#### [What you will do]
Verbatim output of all the material below is required.
________
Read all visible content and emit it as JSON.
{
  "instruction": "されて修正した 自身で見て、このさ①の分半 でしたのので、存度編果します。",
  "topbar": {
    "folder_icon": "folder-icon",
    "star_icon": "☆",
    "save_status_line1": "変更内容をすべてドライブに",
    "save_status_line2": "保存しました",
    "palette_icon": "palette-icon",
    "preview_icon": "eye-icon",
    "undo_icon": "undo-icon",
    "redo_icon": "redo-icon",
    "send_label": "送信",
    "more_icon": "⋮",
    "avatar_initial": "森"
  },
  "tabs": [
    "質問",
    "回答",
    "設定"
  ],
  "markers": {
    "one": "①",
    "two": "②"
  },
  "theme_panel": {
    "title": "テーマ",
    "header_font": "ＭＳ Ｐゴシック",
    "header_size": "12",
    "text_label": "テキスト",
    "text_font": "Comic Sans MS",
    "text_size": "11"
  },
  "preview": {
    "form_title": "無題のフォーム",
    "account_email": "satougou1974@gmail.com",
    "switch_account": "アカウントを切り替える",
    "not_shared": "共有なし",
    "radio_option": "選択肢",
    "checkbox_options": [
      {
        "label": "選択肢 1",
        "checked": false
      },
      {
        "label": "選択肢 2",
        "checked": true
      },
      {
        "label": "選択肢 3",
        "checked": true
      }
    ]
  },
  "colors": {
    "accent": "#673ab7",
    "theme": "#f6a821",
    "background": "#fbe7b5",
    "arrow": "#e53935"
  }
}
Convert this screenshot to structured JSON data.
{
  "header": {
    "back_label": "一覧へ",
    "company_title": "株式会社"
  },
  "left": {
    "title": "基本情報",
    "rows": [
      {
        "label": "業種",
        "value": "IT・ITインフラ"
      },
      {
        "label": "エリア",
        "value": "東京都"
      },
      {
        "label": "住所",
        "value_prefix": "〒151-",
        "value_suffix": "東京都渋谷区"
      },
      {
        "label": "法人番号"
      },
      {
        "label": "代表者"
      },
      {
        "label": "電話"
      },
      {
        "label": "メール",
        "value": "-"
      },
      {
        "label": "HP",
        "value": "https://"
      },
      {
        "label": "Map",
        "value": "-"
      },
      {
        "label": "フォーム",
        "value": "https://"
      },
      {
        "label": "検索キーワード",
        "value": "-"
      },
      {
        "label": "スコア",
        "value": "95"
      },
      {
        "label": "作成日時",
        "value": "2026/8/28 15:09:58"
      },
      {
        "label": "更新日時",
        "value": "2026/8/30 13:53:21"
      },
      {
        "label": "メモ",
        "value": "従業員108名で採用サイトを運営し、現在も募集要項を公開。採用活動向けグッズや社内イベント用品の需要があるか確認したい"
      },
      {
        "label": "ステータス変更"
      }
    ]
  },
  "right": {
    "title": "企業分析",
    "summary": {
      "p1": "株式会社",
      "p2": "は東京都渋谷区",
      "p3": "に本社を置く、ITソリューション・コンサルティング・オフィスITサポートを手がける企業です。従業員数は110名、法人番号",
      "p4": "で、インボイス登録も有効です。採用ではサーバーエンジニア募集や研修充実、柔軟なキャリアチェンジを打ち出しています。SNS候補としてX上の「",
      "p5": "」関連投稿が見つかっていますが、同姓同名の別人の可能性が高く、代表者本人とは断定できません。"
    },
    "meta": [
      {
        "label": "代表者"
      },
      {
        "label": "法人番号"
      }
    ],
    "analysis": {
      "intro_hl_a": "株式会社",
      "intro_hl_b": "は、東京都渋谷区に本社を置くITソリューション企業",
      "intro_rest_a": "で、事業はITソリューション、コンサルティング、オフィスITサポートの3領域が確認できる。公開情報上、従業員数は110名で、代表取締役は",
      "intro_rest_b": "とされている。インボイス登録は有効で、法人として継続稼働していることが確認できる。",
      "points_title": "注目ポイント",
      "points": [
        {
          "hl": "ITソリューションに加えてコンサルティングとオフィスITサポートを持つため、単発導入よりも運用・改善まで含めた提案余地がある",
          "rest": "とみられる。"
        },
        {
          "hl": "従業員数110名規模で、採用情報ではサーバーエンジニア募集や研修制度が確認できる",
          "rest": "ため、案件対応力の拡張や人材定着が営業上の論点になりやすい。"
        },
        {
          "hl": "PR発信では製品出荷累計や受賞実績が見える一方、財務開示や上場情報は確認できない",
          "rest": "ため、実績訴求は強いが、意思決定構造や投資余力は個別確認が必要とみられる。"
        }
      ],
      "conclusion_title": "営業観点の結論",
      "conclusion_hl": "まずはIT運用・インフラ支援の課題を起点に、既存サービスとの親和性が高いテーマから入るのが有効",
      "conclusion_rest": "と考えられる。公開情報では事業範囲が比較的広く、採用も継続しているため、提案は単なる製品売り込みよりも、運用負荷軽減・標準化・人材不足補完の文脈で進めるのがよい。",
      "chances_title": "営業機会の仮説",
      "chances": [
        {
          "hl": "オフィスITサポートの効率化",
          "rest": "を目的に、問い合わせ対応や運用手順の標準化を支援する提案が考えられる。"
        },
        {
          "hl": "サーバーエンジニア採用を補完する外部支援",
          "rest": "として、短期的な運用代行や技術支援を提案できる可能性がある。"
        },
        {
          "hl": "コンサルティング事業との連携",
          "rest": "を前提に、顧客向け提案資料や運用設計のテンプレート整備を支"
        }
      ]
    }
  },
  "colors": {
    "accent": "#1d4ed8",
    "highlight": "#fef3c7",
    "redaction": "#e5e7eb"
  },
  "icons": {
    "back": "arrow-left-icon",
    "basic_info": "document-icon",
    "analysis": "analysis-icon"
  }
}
________
#### [Result]
Read all visible content and emit it as JSON.
{
  "instruction": "されて修正した 自身で見て、このさ①の分半 でしたのので、存度編果します。",
  "topbar": {
    "folder_icon": "folder-icon",
    "star_icon": "☆",
    "save_status_line1": "変更内容をすべてドライブに",
    "save_status_line2": "保存しました",
    "palette_icon": "palette-icon",
    "preview_icon": "eye-icon",
    "undo_icon": "undo-icon",
    "redo_icon": "redo-icon",
    "send_label": "送信",
    "more_icon": "⋮",
    "avatar_initial": "森"
  },
  "tabs": [
    "質問",
    "回答",
    "設定"
  ],
  "markers": {
    "one": "①",
    "two": "②"
  },
  "theme_panel": {
    "title": "テーマ",
    "header_font": "ＭＳ Ｐゴシック",
    "header_size": "12",
    "text_label": "テキスト",
    "text_font": "Comic Sans MS",
    "text_size": "11"
  },
  "preview": {
    "form_title": "無題のフォーム",
    "account_email": "satougou1974@gmail.com",
    "switch_account": "アカウントを切り替える",
    "not_shared": "共有なし",
    "radio_option": "選択肢",
    "checkbox_options": [
      {
        "label": "選択肢 1",
        "checked": false
      },
      {
        "label": "選択肢 2",
        "checked": true
      },
      {
        "label": "選択肢 3",
        "checked": true
      }
    ]
  },
  "colors": {
    "accent": "#673ab7",
    "theme": "#f6a821",
    "background": "#fbe7b5",
    "arrow": "#e53935"
  }
}
Convert this screenshot to structured JSON data.
{
  "header": {
    "back_label": "一覧へ",
    "company_title": "株式会社"
  },
  "left": {
    "title": "基本情報",
    "rows": [
      {
        "label": "業種",
        "value": "IT・ITインフラ"
      },
      {
        "label": "エリア",
        "value": "東京都"
      },
      {
        "label": "住所",
        "value_prefix": "〒151-",
        "value_suffix": "東京都渋谷区"
      },
      {
        "label": "法人番号"
      },
      {
        "label": "代表者"
      },
      {
        "label": "電話"
      },
      {
        "label": "メール",
        "value": "-"
      },
      {
        "label": "HP",
        "value": "https://"
      },
      {
        "label": "Map",
        "value": "-"
      },
      {
        "label": "フォーム",
        "value": "https://"
      },
      {
        "label": "検索キーワード",
        "value": "-"
      },
      {
        "label": "スコア",
        "value": "95"
      },
      {
        "label": "作成日時",
        "value": "2026/8/28 15:09:58"
      },
      {
        "label": "更新日時",
        "value": "2026/8/30 13:53:21"
      },
      {
        "label": "メモ",
        "value": "従業員108名で採用サイトを運営し、現在も募集要項を公開。採用活動向けグッズや社内イベント用品の需要があるか確認したい"
      },
      {
        "label": "ステータス変更"
      }
    ]
  },
  "right": {
    "title": "企業分析",
    "summary": {
      "p1": "株式会社",
      "p2": "は東京都渋谷区",
      "p3": "に本社を置く、ITソリューション・コンサルティング・オフィスITサポートを手がける企業です。従業員数は110名、法人番号",
      "p4": "で、インボイス登録も有効です。採用ではサーバーエンジニア募集や研修充実、柔軟なキャリアチェンジを打ち出しています。SNS候補としてX上の「",
      "p5": "」関連投稿が見つかっていますが、同姓同名の別人の可能性が高く、代表者本人とは断定できません。"
    },
    "meta": [
      {
        "label": "代表者"
      },
      {
        "label": "法人番号"
      }
    ],
    "analysis": {
      "intro_hl_a": "株式会社",
      "intro_hl_b": "は、東京都渋谷区に本社を置くITソリューション企業",
      "intro_rest_a": "で、事業はITソリューション、コンサルティング、オフィスITサポートの3領域が確認できる。公開情報上、従業員数は110名で、代表取締役は",
      "intro_rest_b": "とされている。インボイス登録は有効で、法人として継続稼働していることが確認できる。",
      "points_title": "注目ポイント",
      "points": [
        {
          "hl": "ITソリューションに加えてコンサルティングとオフィスITサポートを持つため、単発導入よりも運用・改善まで含めた提案余地がある",
          "rest": "とみられる。"
        },
        {
          "hl": "従業員数110名規模で、採用情報ではサーバーエンジニア募集や研修制度が確認できる",
          "rest": "ため、案件対応力の拡張や人材定着が営業上の論点になりやすい。"
        },
        {
          "hl": "PR発信では製品出荷累計や受賞実績が見える一方、財務開示や上場情報は確認できない",
          "rest": "ため、実績訴求は強いが、意思決定構造や投資余力は個別確認が必要とみられる。"
        }
      ],
      "conclusion_title": "営業観点の結論",
      "conclusion_hl": "まずはIT運用・インフラ支援の課題を起点に、既存サービスとの親和性が高いテーマから入るのが有効",
      "conclusion_rest": "と考えられる。公開情報では事業範囲が比較的広く、採用も継続しているため、提案は単なる製品売り込みよりも、運用負荷軽減・標準化・人材不足補完の文脈で進めるのがよい。",
      "chances_title": "営業機会の仮説",
      "chances": [
        {
          "hl": "オフィスITサポートの効率化",
          "rest": "を目的に、問い合わせ対応や運用手順の標準化を支援する提案が考えられる。"
        },
        {
          "hl": "サーバーエンジニア採用を補完する外部支援",
          "rest": "として、短期的な運用代行や技術支援を提案できる可能性がある。"
        },
        {
          "hl": "コンサルティング事業との連携",
          "rest": "を前提に、顧客向け提案資料や運用設計のテンプレート整備を支"
        }
      ]
    }
  },
  "colors": {
    "accent": "#1d4ed8",
    "highlight": "#fef3c7",
    "redaction": "#e5e7eb"
  },
  "icons": {
    "back": "arrow-left-icon",
    "basic_info": "document-icon",
    "analysis": "analysis-icon"
  }
}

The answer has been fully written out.